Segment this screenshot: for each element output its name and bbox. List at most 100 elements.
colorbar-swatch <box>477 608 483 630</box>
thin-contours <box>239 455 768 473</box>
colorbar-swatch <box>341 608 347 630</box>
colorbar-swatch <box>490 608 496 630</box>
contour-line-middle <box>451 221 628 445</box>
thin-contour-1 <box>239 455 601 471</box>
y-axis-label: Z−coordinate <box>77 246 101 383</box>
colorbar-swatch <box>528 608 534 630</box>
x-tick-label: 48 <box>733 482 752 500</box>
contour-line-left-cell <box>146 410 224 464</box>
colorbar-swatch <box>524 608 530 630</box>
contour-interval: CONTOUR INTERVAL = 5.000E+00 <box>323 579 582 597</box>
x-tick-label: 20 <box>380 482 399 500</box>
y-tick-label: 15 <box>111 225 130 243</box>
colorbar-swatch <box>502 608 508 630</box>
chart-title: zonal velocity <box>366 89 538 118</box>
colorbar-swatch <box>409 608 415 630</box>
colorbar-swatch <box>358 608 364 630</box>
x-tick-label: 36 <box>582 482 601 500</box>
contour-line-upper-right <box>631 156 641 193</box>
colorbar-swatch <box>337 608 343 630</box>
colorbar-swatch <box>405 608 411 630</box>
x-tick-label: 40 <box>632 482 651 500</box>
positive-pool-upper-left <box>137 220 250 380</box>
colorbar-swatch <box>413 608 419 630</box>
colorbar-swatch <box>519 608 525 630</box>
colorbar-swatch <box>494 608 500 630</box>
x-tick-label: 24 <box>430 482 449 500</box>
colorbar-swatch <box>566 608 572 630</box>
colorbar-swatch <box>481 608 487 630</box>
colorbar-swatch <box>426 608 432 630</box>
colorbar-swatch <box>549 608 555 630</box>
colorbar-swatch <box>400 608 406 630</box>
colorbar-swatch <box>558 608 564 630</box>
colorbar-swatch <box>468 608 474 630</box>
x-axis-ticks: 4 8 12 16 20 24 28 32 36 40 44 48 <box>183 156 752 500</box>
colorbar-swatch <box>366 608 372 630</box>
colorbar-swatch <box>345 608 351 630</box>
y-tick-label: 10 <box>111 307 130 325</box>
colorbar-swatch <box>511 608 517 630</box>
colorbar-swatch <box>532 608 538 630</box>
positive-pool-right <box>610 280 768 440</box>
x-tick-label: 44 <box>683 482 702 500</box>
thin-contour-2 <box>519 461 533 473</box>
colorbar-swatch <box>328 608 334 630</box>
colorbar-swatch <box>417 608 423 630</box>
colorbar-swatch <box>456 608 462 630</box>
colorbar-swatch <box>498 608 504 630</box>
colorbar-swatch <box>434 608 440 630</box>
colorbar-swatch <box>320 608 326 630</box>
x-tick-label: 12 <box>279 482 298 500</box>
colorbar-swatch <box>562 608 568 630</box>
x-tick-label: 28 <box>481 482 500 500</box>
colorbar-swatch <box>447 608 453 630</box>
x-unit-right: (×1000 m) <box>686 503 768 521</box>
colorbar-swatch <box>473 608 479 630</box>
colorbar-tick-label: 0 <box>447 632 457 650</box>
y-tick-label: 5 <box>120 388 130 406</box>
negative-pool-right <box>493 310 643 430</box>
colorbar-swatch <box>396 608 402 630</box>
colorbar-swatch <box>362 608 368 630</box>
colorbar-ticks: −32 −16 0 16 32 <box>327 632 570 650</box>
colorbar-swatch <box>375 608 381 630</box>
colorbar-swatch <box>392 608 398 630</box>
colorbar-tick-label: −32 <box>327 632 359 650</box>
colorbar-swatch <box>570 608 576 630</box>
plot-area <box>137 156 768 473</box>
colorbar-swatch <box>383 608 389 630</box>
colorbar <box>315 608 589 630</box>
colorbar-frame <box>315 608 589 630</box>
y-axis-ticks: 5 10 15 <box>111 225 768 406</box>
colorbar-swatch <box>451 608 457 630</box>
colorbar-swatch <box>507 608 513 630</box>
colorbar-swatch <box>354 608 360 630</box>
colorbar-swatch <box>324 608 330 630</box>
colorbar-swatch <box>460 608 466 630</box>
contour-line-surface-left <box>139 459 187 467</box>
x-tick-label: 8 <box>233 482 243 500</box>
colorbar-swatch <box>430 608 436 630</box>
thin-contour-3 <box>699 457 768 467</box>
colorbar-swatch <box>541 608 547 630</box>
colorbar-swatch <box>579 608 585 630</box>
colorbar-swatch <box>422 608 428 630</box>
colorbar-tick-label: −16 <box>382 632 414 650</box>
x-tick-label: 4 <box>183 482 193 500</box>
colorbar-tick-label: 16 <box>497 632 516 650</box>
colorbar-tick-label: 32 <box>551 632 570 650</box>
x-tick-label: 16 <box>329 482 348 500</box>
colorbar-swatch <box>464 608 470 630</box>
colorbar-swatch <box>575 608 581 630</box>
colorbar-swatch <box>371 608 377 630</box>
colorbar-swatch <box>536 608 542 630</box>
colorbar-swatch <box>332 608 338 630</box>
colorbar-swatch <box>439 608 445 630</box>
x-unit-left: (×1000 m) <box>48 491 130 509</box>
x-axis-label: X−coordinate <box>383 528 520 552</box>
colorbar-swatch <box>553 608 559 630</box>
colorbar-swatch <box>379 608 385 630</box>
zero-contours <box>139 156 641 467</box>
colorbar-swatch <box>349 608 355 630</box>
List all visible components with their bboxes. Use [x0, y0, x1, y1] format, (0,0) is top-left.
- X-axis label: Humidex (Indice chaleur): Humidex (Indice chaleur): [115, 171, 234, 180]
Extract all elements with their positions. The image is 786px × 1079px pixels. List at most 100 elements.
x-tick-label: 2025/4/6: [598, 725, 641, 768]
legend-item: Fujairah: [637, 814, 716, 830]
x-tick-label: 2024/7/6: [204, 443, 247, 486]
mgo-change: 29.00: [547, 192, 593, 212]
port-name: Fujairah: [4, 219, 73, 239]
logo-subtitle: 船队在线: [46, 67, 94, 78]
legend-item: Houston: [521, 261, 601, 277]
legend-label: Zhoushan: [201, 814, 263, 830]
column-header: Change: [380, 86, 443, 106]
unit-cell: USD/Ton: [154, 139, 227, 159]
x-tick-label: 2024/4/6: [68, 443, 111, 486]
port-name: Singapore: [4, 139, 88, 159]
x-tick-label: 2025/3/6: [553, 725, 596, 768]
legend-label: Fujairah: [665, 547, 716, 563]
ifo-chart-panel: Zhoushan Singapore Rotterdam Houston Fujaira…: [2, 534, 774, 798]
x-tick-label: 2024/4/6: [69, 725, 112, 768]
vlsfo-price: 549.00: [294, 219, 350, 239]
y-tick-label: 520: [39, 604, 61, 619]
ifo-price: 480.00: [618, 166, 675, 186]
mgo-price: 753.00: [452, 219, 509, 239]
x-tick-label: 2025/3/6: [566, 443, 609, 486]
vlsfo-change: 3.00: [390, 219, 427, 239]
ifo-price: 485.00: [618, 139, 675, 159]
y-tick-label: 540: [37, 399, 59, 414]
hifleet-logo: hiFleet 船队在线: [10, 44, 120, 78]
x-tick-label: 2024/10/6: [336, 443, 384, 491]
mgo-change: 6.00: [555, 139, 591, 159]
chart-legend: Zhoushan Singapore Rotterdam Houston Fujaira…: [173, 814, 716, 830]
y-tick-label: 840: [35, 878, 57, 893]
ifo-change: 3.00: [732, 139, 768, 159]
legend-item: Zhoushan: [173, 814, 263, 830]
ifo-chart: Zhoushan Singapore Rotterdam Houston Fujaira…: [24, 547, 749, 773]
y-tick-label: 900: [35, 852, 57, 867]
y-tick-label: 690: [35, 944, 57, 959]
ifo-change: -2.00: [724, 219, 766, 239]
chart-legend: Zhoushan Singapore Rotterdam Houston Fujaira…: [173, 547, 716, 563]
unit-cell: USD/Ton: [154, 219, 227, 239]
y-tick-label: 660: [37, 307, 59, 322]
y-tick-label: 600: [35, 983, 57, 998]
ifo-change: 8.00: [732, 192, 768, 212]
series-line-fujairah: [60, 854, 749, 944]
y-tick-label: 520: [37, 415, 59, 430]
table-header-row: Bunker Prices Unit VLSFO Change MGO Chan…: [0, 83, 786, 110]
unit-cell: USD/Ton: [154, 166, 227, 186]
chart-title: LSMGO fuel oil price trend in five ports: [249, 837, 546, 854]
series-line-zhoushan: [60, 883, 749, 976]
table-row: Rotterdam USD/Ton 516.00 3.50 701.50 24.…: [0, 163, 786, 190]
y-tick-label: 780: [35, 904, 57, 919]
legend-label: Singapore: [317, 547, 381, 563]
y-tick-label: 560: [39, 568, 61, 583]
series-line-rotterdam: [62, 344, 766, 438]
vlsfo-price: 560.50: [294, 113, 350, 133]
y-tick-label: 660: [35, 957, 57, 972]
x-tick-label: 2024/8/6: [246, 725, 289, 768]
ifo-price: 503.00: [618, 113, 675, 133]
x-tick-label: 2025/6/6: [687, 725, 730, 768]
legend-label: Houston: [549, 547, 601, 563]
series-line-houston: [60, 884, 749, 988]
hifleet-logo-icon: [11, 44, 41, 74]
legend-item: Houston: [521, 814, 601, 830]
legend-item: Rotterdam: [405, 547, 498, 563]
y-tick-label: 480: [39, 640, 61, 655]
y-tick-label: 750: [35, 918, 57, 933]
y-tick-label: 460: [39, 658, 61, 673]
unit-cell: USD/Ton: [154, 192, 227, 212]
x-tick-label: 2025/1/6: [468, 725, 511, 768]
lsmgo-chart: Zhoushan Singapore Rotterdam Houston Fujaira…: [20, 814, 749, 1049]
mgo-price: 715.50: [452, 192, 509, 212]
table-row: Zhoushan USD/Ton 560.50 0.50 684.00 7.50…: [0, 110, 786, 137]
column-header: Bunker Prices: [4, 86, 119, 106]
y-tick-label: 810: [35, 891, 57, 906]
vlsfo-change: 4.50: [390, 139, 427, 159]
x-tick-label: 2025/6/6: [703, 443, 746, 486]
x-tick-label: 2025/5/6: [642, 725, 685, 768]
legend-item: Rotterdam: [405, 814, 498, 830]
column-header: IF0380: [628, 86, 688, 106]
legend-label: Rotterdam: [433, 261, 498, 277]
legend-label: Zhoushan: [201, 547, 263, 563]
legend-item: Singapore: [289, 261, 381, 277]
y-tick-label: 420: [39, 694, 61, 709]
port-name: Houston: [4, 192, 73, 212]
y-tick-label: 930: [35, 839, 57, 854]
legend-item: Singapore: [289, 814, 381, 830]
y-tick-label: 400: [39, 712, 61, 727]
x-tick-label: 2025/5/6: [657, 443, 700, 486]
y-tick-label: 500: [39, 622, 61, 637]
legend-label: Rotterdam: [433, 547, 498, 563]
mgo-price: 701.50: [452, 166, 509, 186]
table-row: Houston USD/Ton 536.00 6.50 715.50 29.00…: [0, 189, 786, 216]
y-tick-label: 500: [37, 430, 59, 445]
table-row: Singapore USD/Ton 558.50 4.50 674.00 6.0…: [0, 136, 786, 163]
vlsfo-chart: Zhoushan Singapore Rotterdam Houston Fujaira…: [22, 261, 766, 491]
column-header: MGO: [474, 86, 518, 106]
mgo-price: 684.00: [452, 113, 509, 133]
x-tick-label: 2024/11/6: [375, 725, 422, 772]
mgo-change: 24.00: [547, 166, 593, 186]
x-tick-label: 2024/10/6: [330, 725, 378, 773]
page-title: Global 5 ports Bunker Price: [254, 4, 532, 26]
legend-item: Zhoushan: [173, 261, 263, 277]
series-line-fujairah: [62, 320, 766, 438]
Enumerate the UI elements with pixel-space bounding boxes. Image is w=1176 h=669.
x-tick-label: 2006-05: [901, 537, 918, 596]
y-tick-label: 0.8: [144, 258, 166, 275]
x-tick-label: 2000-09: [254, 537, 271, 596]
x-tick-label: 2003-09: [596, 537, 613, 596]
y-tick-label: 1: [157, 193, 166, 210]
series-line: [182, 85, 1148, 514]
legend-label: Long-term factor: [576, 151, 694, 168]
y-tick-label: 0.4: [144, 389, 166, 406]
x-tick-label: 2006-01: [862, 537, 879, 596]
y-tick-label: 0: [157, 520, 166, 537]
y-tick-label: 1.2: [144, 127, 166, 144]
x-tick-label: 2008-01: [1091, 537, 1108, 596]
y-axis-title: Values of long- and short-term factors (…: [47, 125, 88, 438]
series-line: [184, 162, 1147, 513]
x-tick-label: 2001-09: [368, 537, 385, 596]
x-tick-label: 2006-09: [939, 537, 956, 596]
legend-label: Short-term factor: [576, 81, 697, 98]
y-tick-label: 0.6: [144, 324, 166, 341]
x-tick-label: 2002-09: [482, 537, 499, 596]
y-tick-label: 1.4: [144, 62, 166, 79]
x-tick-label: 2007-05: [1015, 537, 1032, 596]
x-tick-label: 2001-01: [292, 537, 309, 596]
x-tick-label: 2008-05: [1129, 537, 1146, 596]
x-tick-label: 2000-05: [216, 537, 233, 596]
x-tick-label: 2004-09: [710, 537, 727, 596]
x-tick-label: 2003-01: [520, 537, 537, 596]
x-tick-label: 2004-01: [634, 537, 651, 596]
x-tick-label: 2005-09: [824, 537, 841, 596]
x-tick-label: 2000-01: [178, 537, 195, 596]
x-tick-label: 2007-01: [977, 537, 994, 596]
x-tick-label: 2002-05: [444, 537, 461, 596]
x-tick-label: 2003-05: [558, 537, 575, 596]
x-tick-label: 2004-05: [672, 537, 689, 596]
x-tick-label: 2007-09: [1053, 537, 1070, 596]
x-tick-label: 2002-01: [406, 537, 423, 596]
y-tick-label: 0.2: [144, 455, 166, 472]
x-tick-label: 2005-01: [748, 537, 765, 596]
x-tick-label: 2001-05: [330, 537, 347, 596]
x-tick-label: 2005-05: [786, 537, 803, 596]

### [Given problem]
Recast the records from their start through the line containing "colorbar-swatch <box>519 608 525 630</box>" as a Markdown table with two columns, Row and Text. Put one line per row with its number, and skip blank lines.

### [Solution]
| Row | Text |
|---|---|
| 1 | Segment this screenshot: for each element output its name and bbox. List at most 100 elements. |
| 2 | colorbar-swatch <box>477 608 483 630</box> |
| 3 | thin-contours <box>239 455 768 473</box> |
| 4 | colorbar-swatch <box>341 608 347 630</box> |
| 5 | colorbar-swatch <box>490 608 496 630</box> |
| 6 | contour-line-middle <box>451 221 628 445</box> |
| 7 | thin-contour-1 <box>239 455 601 471</box> |
| 8 | y-axis-label: Z−coordinate <box>77 246 101 383</box> |
| 9 | colorbar-swatch <box>528 608 534 630</box> |
| 10 | x-tick-label: 48 <box>733 482 752 500</box> |
| 11 | contour-line-left-cell <box>146 410 224 464</box> |
| 12 | colorbar-swatch <box>524 608 530 630</box> |
| 13 | contour-interval: CONTOUR INTERVAL = 5.000E+00 <box>323 579 582 597</box> |
| 14 | x-tick-label: 20 <box>380 482 399 500</box> |
| 15 | y-tick-label: 15 <box>111 225 130 243</box> |
| 16 | colorbar-swatch <box>502 608 508 630</box> |
| 17 | chart-title: zonal velocity <box>366 89 538 118</box> |
| 18 | colorbar-swatch <box>409 608 415 630</box> |
| 19 | colorbar-swatch <box>358 608 364 630</box> |
| 20 | x-tick-label: 36 <box>582 482 601 500</box> |
| 21 | contour-line-upper-right <box>631 156 641 193</box> |
| 22 | colorbar-swatch <box>337 608 343 630</box> |
| 23 | colorbar-swatch <box>405 608 411 630</box> |
| 24 | x-tick-label: 40 <box>632 482 651 500</box> |
| 25 | positive-pool-upper-left <box>137 220 250 380</box> |
| 26 | colorbar-swatch <box>413 608 419 630</box> |
| 27 | colorbar-swatch <box>519 608 525 630</box> |